Task statement :: Read through the records below and copy each line that uses the word "Check".

Data provided ::
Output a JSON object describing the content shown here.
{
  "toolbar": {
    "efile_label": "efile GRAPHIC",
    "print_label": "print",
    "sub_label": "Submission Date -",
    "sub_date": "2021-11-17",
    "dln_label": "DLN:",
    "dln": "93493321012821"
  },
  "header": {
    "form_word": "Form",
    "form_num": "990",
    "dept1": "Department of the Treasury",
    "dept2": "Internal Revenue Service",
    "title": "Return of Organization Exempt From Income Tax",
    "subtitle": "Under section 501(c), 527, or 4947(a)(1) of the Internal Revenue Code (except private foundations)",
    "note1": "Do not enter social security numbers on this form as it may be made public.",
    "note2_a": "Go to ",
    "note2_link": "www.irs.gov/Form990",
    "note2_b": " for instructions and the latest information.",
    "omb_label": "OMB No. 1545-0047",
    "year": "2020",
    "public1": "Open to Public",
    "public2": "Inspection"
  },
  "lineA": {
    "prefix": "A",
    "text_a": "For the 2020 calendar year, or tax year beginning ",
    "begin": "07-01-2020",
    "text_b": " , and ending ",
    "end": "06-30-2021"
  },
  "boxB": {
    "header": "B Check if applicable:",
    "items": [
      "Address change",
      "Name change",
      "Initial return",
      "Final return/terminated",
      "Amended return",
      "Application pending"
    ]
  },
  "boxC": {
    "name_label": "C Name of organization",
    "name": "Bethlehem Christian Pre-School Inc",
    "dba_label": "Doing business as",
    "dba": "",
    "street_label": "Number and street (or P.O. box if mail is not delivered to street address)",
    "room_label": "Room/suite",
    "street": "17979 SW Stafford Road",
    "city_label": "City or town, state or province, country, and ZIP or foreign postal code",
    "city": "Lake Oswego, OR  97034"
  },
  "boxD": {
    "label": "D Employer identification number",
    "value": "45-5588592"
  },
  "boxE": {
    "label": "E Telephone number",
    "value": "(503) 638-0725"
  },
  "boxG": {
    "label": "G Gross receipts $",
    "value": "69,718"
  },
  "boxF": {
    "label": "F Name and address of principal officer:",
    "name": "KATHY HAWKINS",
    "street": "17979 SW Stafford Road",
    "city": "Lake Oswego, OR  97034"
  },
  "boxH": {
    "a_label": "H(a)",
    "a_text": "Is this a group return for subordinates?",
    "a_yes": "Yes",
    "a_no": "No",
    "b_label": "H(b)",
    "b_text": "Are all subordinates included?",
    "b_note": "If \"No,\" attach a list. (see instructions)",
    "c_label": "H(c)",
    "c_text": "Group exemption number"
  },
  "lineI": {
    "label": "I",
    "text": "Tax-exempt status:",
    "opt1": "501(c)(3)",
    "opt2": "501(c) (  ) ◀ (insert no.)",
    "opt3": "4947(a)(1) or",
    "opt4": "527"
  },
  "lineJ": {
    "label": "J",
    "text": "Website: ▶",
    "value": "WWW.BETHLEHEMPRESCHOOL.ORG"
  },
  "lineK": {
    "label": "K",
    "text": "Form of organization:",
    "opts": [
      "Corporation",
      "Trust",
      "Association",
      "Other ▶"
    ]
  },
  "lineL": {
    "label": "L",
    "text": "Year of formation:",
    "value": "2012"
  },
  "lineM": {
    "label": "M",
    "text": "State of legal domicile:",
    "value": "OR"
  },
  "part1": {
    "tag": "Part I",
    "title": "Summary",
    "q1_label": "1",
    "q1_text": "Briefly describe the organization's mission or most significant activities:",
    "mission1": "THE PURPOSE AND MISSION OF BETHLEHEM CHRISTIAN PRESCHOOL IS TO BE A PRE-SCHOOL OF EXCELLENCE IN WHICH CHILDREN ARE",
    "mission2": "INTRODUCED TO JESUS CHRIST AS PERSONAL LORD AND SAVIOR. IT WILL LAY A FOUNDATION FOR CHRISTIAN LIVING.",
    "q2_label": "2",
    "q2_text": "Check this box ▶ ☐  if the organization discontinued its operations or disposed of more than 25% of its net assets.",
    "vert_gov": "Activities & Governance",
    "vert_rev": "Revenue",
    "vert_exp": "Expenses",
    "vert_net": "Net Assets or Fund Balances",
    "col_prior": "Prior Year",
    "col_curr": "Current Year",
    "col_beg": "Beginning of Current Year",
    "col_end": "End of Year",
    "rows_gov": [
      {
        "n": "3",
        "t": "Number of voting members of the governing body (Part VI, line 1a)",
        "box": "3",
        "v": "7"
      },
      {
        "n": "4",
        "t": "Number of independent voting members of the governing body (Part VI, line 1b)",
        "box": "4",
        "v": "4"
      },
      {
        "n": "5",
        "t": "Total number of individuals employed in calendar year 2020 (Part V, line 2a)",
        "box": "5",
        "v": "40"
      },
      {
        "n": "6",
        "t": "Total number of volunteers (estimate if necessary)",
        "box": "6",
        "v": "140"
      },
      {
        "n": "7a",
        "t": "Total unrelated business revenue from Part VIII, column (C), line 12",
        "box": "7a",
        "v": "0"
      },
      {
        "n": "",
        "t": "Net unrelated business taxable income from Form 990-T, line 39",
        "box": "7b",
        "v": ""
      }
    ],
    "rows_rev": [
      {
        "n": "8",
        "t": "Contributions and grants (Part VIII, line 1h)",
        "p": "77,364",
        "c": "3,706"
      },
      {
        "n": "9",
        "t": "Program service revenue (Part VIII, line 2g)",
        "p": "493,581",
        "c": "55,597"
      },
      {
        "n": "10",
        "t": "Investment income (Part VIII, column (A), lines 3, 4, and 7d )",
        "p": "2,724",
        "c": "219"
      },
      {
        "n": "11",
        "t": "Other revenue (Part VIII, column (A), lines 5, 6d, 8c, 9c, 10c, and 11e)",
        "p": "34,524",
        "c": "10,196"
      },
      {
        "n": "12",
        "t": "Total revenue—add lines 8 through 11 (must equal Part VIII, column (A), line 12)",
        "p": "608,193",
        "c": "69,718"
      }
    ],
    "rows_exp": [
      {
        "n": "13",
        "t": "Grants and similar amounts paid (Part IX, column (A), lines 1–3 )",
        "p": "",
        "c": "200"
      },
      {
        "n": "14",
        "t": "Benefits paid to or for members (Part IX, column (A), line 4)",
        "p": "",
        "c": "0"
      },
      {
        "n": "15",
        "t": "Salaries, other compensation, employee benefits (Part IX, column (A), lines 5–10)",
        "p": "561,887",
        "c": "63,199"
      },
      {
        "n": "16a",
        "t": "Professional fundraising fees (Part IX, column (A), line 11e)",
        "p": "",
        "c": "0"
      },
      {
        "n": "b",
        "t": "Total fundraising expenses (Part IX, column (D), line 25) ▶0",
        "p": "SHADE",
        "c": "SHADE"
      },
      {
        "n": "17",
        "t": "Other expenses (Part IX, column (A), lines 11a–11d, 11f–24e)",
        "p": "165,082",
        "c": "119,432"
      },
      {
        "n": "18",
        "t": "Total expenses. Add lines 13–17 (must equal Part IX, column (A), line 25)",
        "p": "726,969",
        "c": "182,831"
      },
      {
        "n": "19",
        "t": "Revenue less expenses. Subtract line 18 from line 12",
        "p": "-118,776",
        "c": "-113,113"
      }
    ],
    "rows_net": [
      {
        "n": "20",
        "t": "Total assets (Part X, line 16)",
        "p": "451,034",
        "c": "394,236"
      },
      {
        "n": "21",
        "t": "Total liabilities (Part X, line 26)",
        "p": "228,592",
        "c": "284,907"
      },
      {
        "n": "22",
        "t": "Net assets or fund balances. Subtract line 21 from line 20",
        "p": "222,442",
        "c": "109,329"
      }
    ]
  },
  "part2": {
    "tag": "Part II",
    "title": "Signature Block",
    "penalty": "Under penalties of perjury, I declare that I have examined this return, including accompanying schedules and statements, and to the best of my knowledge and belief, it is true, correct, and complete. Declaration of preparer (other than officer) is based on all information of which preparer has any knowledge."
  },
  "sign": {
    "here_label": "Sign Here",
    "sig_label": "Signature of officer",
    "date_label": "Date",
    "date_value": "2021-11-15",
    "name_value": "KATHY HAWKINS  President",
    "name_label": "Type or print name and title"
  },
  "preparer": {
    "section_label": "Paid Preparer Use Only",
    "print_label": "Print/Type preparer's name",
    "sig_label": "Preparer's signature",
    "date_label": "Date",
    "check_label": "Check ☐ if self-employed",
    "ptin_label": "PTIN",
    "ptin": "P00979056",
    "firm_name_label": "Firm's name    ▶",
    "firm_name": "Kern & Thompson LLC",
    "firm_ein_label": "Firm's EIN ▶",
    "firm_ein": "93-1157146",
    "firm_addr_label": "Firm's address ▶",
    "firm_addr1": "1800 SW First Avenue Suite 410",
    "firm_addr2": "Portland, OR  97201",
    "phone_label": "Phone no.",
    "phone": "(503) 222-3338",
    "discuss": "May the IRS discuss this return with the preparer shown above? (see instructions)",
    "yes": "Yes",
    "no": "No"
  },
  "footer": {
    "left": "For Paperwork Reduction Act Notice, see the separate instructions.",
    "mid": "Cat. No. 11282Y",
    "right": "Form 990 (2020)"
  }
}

Problem solution ::
    "header": "B Check if applicable:",
    "q2_text": "Check this box ▶ ☐  if the organization discontinued its operations or disposed of more than 25% of its net assets.",
    "check_label": "Check ☐ if self-employed",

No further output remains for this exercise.